Description of the task: Locate the string "Versant" in the records below. Copy every line where it occurs.

Stored entries:
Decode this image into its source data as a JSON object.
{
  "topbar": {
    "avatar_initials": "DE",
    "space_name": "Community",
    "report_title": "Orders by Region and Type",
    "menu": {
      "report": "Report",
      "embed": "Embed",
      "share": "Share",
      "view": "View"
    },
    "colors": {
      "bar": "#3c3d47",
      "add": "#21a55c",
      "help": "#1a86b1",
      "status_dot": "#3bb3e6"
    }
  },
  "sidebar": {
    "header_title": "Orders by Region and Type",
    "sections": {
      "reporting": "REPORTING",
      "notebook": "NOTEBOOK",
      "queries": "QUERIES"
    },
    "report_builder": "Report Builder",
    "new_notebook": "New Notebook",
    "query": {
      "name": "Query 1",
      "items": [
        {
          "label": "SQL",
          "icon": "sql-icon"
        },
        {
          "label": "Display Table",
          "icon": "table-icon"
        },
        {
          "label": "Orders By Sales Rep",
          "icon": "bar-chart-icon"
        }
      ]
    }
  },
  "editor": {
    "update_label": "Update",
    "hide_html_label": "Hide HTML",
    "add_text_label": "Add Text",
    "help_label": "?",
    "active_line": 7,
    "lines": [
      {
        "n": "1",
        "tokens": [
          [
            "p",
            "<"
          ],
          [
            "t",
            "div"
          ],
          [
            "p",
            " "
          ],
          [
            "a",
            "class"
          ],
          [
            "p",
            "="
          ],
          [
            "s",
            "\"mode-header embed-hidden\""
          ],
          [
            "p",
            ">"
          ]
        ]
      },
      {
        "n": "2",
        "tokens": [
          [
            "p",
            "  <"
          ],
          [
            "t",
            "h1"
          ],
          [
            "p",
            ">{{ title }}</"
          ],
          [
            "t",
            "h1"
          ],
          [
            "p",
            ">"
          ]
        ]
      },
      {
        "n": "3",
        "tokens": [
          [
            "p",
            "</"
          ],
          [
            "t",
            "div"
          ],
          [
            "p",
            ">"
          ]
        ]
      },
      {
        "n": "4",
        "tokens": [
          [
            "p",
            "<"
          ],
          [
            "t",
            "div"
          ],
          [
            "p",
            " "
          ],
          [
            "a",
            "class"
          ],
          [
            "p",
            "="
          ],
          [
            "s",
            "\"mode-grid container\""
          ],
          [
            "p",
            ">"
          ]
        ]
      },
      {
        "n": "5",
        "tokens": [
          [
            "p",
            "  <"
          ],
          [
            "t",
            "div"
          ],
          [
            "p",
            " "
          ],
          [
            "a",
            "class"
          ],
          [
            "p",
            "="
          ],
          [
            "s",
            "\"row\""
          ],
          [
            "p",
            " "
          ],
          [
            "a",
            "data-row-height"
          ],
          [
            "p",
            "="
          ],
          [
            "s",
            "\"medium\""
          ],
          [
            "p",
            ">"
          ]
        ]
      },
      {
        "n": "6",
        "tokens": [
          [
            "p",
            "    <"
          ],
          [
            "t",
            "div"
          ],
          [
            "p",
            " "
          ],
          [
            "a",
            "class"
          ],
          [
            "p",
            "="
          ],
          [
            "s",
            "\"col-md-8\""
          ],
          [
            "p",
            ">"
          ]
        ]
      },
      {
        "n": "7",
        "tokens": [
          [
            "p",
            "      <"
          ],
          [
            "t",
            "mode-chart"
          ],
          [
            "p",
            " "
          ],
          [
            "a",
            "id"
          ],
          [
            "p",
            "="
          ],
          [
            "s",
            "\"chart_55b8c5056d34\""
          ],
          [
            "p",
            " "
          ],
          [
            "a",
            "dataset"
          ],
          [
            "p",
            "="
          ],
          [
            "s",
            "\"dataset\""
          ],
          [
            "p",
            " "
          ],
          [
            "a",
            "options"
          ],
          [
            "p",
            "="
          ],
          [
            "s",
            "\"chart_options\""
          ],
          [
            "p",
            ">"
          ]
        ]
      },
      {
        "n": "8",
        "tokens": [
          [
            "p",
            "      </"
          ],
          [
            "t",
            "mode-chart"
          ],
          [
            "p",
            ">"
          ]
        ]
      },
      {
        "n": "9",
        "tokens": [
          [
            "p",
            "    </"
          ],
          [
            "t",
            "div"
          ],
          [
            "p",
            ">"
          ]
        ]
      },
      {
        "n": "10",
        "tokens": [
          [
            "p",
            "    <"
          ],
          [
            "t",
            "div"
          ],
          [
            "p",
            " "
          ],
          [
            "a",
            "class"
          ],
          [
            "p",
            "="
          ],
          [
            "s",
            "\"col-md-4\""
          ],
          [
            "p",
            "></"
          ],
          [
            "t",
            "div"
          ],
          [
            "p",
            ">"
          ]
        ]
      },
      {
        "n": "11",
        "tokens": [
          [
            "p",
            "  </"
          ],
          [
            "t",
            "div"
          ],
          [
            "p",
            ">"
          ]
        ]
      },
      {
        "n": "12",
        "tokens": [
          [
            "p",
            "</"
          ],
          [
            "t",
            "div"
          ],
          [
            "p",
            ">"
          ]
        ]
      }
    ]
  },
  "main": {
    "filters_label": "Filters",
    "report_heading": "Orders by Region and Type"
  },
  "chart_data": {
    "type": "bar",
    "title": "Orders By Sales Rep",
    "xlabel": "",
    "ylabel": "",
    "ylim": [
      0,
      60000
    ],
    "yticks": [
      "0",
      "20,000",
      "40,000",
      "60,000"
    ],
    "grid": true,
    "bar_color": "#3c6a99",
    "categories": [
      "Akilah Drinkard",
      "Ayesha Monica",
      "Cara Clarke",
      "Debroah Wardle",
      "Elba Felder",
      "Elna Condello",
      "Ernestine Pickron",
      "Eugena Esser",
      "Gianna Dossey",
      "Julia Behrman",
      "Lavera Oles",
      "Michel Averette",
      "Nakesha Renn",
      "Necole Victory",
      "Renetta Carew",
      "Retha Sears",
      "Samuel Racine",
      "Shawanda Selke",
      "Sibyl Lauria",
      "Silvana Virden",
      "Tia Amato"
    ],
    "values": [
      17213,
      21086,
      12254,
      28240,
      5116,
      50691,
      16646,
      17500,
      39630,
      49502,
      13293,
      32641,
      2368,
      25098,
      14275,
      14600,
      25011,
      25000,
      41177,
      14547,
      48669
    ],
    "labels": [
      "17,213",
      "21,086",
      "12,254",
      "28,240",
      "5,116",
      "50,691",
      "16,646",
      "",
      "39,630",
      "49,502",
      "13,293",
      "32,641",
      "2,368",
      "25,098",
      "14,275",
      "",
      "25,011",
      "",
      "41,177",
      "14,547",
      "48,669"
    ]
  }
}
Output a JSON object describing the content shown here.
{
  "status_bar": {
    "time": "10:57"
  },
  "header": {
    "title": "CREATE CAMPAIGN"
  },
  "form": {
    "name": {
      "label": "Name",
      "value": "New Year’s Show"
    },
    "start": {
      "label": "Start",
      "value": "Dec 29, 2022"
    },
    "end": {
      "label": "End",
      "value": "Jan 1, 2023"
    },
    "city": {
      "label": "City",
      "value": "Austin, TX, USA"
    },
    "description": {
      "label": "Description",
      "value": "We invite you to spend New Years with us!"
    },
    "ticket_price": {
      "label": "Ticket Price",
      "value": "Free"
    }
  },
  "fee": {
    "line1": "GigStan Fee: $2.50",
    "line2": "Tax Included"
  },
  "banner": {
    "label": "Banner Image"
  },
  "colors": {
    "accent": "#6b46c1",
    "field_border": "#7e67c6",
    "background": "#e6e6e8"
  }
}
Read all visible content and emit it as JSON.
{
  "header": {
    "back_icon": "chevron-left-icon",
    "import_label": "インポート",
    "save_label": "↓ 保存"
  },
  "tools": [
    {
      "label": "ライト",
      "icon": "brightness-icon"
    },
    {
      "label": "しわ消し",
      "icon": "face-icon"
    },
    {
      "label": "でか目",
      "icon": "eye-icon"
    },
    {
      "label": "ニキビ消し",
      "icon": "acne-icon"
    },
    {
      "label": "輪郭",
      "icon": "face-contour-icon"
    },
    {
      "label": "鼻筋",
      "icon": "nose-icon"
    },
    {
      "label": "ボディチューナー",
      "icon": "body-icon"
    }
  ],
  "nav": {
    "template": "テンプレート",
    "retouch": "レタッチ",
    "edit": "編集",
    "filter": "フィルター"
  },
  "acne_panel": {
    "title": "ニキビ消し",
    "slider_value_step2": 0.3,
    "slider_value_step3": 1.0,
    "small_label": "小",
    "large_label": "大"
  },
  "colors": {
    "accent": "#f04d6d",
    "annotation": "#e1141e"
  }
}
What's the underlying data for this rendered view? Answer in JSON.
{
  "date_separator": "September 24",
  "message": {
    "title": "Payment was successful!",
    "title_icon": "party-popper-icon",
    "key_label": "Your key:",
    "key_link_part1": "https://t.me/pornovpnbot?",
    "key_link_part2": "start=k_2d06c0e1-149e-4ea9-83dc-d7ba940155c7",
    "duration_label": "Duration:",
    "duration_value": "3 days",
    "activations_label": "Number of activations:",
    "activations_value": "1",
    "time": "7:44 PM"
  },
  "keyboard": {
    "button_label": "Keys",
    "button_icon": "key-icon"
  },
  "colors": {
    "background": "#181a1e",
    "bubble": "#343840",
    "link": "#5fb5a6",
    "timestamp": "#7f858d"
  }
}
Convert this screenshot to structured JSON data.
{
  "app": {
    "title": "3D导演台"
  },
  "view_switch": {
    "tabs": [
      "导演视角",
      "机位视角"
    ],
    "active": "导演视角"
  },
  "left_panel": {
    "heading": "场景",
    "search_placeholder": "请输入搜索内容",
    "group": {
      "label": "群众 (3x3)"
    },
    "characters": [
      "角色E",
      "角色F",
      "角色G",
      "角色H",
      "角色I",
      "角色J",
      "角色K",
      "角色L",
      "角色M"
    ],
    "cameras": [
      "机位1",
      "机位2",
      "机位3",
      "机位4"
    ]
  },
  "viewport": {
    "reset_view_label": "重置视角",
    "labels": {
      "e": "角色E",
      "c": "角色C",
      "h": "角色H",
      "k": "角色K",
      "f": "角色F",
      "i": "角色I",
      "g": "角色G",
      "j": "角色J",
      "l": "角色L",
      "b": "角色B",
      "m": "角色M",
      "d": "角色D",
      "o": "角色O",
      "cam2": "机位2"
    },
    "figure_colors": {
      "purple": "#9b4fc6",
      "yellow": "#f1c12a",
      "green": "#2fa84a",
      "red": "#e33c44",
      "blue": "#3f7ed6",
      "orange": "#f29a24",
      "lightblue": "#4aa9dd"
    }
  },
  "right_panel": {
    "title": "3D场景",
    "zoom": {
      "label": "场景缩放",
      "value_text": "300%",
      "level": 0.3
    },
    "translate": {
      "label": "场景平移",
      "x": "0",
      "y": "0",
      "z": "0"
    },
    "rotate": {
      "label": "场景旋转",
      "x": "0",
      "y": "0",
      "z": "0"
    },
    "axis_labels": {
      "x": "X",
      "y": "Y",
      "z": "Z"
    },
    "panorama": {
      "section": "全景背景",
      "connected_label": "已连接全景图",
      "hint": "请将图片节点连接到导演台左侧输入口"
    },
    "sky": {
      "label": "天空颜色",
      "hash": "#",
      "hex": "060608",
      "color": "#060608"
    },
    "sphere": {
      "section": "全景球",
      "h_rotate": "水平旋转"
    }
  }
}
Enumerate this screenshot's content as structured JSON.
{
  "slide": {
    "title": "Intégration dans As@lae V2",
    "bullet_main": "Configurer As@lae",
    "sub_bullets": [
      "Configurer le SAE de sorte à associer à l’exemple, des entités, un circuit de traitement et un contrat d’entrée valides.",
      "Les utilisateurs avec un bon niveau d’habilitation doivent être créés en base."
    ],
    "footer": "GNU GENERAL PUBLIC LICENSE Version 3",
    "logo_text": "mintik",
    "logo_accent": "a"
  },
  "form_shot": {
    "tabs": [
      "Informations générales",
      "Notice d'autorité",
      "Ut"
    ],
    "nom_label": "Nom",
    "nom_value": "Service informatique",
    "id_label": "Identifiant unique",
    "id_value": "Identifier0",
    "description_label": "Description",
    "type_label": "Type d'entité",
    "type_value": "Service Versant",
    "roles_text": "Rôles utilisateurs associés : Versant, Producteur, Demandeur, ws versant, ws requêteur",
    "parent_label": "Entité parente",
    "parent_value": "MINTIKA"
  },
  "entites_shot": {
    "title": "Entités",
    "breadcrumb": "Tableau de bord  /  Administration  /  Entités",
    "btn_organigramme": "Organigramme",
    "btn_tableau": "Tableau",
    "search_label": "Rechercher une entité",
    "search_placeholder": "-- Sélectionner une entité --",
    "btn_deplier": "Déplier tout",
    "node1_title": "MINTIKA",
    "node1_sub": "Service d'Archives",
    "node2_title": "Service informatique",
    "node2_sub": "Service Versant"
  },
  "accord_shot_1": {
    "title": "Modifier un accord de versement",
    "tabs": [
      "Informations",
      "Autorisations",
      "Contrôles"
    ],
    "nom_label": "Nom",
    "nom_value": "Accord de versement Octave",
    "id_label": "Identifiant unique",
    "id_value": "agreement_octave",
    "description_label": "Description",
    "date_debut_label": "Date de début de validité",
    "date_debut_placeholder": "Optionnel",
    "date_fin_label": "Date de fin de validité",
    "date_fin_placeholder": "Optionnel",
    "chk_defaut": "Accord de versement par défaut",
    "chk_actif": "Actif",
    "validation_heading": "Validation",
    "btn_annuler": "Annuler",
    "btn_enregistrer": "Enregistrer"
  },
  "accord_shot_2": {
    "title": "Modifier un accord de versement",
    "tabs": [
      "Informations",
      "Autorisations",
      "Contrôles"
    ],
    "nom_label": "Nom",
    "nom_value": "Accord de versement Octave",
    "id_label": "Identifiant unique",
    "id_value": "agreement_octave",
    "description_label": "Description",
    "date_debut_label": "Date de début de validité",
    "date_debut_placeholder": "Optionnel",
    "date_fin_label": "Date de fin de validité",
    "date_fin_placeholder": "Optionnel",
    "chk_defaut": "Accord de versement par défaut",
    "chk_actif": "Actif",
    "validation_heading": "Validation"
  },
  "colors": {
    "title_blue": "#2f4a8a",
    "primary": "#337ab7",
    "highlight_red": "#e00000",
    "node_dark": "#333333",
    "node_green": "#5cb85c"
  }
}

Final answer:
    "type_value": "Service Versant",
    "roles_text": "Rôles utilisateurs associés : Versant, Producteur, Demandeur, ws versant, ws requêteur",
    "node2_sub": "Service Versant"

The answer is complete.